### PROBLEM DETAILS
Could you edit the lines from the one containing "regno-dash: - bbox=[443, 319, 447, 330]" through the one containing "cell-name: 뷰티코디네이터 bbox=[314, 471, 440, 507]", swapping "interactable" for "clickable" and leaving everything else in them unchanged?
** BEGIN DATASET CONTENT **
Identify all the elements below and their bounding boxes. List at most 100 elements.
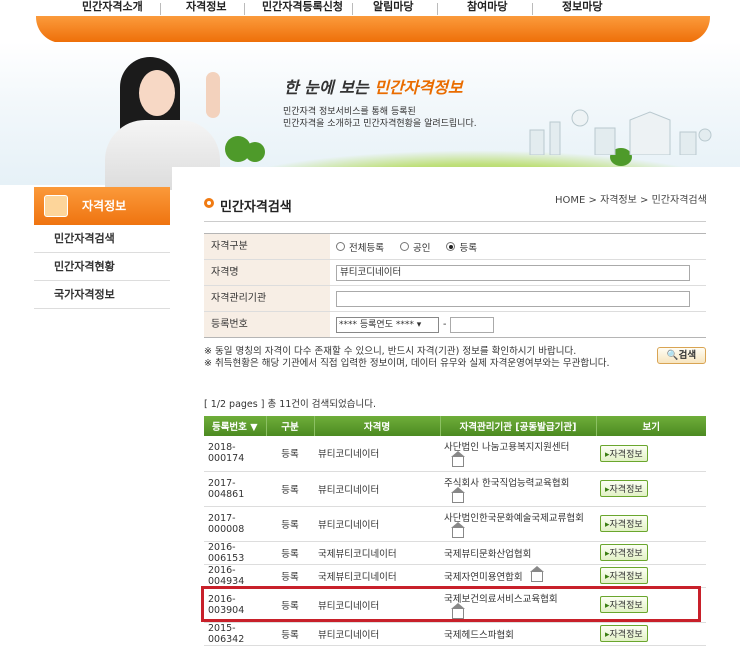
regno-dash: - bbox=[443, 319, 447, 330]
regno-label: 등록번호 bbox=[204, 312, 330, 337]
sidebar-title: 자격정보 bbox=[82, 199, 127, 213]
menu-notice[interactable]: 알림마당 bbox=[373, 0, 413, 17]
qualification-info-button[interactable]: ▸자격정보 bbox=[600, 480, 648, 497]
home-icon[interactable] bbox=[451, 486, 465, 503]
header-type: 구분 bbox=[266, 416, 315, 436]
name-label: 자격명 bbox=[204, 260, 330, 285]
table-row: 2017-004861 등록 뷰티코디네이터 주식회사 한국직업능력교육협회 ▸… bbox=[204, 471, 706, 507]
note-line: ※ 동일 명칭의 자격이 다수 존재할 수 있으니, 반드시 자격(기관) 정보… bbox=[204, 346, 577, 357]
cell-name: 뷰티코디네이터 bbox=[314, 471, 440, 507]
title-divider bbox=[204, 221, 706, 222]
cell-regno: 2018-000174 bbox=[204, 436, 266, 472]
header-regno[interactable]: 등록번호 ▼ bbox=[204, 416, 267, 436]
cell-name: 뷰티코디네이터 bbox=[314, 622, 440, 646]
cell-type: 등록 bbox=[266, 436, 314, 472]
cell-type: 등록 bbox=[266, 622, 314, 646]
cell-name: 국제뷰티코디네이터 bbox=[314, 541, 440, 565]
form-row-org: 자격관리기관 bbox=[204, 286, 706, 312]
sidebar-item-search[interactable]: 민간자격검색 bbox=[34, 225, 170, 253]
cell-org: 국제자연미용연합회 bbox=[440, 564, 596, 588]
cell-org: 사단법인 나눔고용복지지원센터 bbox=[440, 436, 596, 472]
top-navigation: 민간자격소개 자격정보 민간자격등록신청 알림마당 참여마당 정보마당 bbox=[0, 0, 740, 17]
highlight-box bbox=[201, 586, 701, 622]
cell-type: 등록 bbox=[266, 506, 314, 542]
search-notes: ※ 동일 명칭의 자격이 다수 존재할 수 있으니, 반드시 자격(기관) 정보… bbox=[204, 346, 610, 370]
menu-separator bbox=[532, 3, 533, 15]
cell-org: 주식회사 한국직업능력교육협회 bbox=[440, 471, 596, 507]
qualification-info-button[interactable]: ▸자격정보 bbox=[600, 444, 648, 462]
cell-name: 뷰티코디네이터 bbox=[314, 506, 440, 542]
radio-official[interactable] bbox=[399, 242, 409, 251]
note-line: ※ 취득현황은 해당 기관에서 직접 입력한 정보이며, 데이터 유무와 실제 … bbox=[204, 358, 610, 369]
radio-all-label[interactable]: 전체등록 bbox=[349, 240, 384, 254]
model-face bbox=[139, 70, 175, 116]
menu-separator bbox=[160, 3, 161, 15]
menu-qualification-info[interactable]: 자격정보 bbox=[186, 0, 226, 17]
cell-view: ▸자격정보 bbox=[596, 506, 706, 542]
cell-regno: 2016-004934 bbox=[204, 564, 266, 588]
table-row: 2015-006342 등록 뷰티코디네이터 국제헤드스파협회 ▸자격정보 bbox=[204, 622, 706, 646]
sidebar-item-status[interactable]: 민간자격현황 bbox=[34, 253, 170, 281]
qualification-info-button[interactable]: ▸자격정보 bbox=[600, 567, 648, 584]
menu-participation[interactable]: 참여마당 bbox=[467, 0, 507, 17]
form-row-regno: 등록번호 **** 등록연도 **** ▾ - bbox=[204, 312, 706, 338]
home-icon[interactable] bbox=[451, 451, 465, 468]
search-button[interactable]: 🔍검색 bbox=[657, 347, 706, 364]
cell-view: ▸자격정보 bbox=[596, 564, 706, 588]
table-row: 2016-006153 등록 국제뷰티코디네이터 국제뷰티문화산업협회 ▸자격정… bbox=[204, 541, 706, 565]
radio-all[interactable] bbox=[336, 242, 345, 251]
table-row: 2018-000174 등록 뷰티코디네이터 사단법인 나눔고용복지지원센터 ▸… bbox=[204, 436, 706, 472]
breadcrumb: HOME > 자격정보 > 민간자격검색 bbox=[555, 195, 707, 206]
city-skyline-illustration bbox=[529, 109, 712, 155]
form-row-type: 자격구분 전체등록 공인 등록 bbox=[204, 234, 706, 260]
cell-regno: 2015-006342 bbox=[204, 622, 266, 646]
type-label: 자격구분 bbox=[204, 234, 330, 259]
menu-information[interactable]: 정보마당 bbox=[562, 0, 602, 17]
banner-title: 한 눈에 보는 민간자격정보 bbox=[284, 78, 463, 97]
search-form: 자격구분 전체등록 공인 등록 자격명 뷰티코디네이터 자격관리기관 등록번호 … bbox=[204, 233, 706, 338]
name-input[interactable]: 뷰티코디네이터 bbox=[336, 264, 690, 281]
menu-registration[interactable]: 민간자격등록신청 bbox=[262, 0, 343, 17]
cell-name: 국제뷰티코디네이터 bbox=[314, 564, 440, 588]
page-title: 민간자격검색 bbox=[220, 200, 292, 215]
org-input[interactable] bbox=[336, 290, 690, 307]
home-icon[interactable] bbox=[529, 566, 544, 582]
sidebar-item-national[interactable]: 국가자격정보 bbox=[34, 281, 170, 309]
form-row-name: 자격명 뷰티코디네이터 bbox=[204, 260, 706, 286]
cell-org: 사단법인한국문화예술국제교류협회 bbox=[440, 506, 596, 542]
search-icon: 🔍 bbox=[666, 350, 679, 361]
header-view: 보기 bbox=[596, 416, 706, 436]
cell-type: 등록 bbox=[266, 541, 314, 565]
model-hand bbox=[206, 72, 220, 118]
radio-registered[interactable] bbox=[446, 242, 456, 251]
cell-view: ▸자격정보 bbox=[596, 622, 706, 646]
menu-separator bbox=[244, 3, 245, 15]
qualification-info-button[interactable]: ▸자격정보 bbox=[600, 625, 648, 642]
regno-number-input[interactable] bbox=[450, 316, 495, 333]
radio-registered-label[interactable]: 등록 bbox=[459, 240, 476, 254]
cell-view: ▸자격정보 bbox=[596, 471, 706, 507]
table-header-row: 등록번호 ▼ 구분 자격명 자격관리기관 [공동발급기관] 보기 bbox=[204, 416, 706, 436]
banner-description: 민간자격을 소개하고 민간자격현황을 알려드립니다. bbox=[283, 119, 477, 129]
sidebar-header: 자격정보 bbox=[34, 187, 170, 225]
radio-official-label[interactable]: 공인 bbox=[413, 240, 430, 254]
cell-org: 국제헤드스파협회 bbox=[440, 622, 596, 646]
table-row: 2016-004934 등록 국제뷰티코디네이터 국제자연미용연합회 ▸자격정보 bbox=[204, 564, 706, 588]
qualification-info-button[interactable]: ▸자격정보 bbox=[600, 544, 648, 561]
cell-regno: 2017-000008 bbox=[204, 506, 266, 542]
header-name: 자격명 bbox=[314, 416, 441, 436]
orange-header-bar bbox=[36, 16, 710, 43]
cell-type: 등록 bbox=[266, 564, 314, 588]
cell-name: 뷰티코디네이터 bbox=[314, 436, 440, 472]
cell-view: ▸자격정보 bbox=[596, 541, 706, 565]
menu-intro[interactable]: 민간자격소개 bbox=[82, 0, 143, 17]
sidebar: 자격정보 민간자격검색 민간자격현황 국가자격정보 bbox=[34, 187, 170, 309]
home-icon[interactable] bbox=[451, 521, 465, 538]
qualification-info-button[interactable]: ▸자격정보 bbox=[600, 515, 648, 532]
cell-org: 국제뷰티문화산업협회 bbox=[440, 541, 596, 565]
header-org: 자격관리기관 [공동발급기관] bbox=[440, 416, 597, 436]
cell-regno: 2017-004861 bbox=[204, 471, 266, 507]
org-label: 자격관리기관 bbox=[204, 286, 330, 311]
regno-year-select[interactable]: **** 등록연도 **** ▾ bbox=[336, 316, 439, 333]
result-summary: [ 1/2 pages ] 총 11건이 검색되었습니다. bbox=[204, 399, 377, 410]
** END DATASET CONTENT **
### TASK ANSWER
regno-dash: - bbox=[443, 319, 447, 330]
regno-label: 등록번호 bbox=[204, 312, 330, 337]
sidebar-title: 자격정보 bbox=[82, 199, 127, 213]
menu-notice[clickable]: 알림마당 bbox=[373, 0, 413, 17]
qualification-info-button[clickable]: ▸자격정보 bbox=[600, 480, 648, 497]
home-icon[clickable] bbox=[451, 486, 465, 503]
header-type: 구분 bbox=[266, 416, 315, 436]
name-label: 자격명 bbox=[204, 260, 330, 285]
table-row: 2017-004861 등록 뷰티코디네이터 주식회사 한국직업능력교육협회 ▸… bbox=[204, 471, 706, 507]
note-line: ※ 동일 명칭의 자격이 다수 존재할 수 있으니, 반드시 자격(기관) 정보… bbox=[204, 346, 577, 357]
cell-name: 뷰티코디네이터 bbox=[314, 471, 440, 507]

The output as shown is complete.